(Extracted entries Opens)

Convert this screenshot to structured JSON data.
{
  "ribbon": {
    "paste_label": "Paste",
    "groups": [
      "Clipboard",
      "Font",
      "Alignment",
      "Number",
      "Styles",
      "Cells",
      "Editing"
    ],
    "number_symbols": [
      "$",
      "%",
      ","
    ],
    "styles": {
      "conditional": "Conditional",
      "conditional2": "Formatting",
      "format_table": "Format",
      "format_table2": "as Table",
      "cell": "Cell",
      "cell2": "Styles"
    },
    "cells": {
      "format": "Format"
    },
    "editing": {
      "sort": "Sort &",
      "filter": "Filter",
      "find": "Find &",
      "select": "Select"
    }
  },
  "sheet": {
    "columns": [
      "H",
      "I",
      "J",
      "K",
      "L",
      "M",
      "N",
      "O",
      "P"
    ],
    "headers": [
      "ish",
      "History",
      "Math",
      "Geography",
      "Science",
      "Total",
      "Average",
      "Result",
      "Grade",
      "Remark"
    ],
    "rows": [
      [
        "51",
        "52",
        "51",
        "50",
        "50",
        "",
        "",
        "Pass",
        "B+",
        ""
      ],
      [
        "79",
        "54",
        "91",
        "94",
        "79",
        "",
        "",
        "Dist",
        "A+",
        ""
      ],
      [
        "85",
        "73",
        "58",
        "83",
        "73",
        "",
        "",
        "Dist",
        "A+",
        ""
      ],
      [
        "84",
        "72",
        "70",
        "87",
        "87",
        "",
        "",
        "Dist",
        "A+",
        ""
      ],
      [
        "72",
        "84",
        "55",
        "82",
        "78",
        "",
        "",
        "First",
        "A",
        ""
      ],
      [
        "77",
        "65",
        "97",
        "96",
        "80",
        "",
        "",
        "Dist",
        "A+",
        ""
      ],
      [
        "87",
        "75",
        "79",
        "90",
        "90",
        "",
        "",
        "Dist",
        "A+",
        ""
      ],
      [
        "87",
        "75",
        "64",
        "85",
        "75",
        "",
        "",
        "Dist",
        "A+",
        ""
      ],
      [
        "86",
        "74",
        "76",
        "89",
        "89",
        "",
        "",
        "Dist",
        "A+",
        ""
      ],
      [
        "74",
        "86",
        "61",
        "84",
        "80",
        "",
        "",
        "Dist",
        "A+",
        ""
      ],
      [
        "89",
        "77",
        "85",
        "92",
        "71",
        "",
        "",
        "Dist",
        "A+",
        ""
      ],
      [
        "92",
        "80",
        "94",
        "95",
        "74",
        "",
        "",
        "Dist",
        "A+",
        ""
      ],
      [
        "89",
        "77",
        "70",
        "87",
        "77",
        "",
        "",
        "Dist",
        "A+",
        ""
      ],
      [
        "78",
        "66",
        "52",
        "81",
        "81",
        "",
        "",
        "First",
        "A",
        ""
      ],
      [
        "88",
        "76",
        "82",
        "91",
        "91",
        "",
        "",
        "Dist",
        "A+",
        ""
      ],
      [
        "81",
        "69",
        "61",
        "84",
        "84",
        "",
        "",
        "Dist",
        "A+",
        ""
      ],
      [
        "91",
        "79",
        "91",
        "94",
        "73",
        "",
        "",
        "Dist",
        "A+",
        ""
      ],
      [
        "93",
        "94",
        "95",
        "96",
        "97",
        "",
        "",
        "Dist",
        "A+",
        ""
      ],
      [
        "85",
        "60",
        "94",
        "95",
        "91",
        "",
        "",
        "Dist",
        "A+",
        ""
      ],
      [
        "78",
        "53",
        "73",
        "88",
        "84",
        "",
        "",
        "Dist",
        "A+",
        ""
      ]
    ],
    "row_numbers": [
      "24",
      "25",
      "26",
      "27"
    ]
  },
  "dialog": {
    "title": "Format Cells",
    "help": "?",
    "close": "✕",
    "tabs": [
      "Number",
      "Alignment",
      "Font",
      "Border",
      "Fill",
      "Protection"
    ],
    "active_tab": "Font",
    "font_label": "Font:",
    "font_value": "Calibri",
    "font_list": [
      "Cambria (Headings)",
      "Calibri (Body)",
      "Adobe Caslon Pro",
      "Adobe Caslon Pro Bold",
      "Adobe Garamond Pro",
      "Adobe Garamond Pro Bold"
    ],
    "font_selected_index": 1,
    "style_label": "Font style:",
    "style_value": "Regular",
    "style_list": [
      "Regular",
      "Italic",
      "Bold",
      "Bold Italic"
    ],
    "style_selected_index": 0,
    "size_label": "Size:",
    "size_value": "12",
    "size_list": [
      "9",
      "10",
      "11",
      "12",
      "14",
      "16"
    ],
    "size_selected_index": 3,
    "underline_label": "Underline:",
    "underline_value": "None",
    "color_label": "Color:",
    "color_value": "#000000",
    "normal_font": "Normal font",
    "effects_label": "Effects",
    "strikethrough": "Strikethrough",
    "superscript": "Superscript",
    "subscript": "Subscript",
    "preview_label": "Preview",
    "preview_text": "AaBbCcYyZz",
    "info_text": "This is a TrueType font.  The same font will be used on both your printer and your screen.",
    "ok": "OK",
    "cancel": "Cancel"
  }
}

(Extracted entries Closes)

### Exercise requirements
Copy every record exactly as presented.

### Answer section
Convert this screenshot to structured JSON data.
{
  "ribbon": {
    "paste_label": "Paste",
    "groups": [
      "Clipboard",
      "Font",
      "Alignment",
      "Number",
      "Styles",
      "Cells",
      "Editing"
    ],
    "number_symbols": [
      "$",
      "%",
      ","
    ],
    "styles": {
      "conditional": "Conditional",
      "conditional2": "Formatting",
      "format_table": "Format",
      "format_table2": "as Table",
      "cell": "Cell",
      "cell2": "Styles"
    },
    "cells": {
      "format": "Format"
    },
    "editing": {
      "sort": "Sort &",
      "filter": "Filter",
      "find": "Find &",
      "select": "Select"
    }
  },
  "sheet": {
    "columns": [
      "H",
      "I",
      "J",
      "K",
      "L",
      "M",
      "N",
      "O",
      "P"
    ],
    "headers": [
      "ish",
      "History",
      "Math",
      "Geography",
      "Science",
      "Total",
      "Average",
      "Result",
      "Grade",
      "Remark"
    ],
    "rows": [
      [
        "51",
        "52",
        "51",
        "50",
        "50",
        "",
        "",
        "Pass",
        "B+",
        ""
      ],
      [
        "79",
        "54",
        "91",
        "94",
        "79",
        "",
        "",
        "Dist",
        "A+",
        ""
      ],
      [
        "85",
        "73",
        "58",
        "83",
        "73",
        "",
        "",
        "Dist",
        "A+",
        ""
      ],
      [
        "84",
        "72",
        "70",
        "87",
        "87",
        "",
        "",
        "Dist",
        "A+",
        ""
      ],
      [
        "72",
        "84",
        "55",
        "82",
        "78",
        "",
        "",
        "First",
        "A",
        ""
      ],
      [
        "77",
        "65",
        "97",
        "96",
        "80",
        "",
        "",
        "Dist",
        "A+",
        ""
      ],
      [
        "87",
        "75",
        "79",
        "90",
        "90",
        "",
        "",
        "Dist",
        "A+",
        ""
      ],
      [
        "87",
        "75",
        "64",
        "85",
        "75",
        "",
        "",
        "Dist",
        "A+",
        ""
      ],
      [
        "86",
        "74",
        "76",
        "89",
        "89",
        "",
        "",
        "Dist",
        "A+",
        ""
      ],
      [
        "74",
        "86",
        "61",
        "84",
        "80",
        "",
        "",
        "Dist",
        "A+",
        ""
      ],
      [
        "89",
        "77",
        "85",
        "92",
        "71",
        "",
        "",
        "Dist",
        "A+",
        ""
      ],
      [
        "92",
        "80",
        "94",
        "95",
        "74",
        "",
        "",
        "Dist",
        "A+",
        ""
      ],
      [
        "89",
        "77",
        "70",
        "87",
        "77",
        "",
        "",
        "Dist",
        "A+",
        ""
      ],
      [
        "78",
        "66",
        "52",
        "81",
        "81",
        "",
        "",
        "First",
        "A",
        ""
      ],
      [
        "88",
        "76",
        "82",
        "91",
        "91",
        "",
        "",
        "Dist",
        "A+",
        ""
      ],
      [
        "81",
        "69",
        "61",
        "84",
        "84",
        "",
        "",
        "Dist",
        "A+",
        ""
      ],
      [
        "91",
        "79",
        "91",
        "94",
        "73",
        "",
        "",
        "Dist",
        "A+",
        ""
      ],
      [
        "93",
        "94",
        "95",
        "96",
        "97",
        "",
        "",
        "Dist",
        "A+",
        ""
      ],
      [
        "85",
        "60",
        "94",
        "95",
        "91",
        "",
        "",
        "Dist",
        "A+",
        ""
      ],
      [
        "78",
        "53",
        "73",
        "88",
        "84",
        "",
        "",
        "Dist",
        "A+",
        ""
      ]
    ],
    "row_numbers": [
      "24",
      "25",
      "26",
      "27"
    ]
  },
  "dialog": {
    "title": "Format Cells",
    "help": "?",
    "close": "✕",
    "tabs": [
      "Number",
      "Alignment",
      "Font",
      "Border",
      "Fill",
      "Protection"
    ],
    "active_tab": "Font",
    "font_label": "Font:",
    "font_value": "Calibri",
    "font_list": [
      "Cambria (Headings)",
      "Calibri (Body)",
      "Adobe Caslon Pro",
      "Adobe Caslon Pro Bold",
      "Adobe Garamond Pro",
      "Adobe Garamond Pro Bold"
    ],
    "font_selected_index": 1,
    "style_label": "Font style:",
    "style_value": "Regular",
    "style_list": [
      "Regular",
      "Italic",
      "Bold",
      "Bold Italic"
    ],
    "style_selected_index": 0,
    "size_label": "Size:",
    "size_value": "12",
    "size_list": [
      "9",
      "10",
      "11",
      "12",
      "14",
      "16"
    ],
    "size_selected_index": 3,
    "underline_label": "Underline:",
    "underline_value": "None",
    "color_label": "Color:",
    "color_value": "#000000",
    "normal_font": "Normal font",
    "effects_label": "Effects",
    "strikethrough": "Strikethrough",
    "superscript": "Superscript",
    "subscript": "Subscript",
    "preview_label": "Preview",
    "preview_text": "AaBbCcYyZz",
    "info_text": "This is a TrueType font.  The same font will be used on both your printer and your screen.",
    "ok": "OK",
    "cancel": "Cancel"
  }
}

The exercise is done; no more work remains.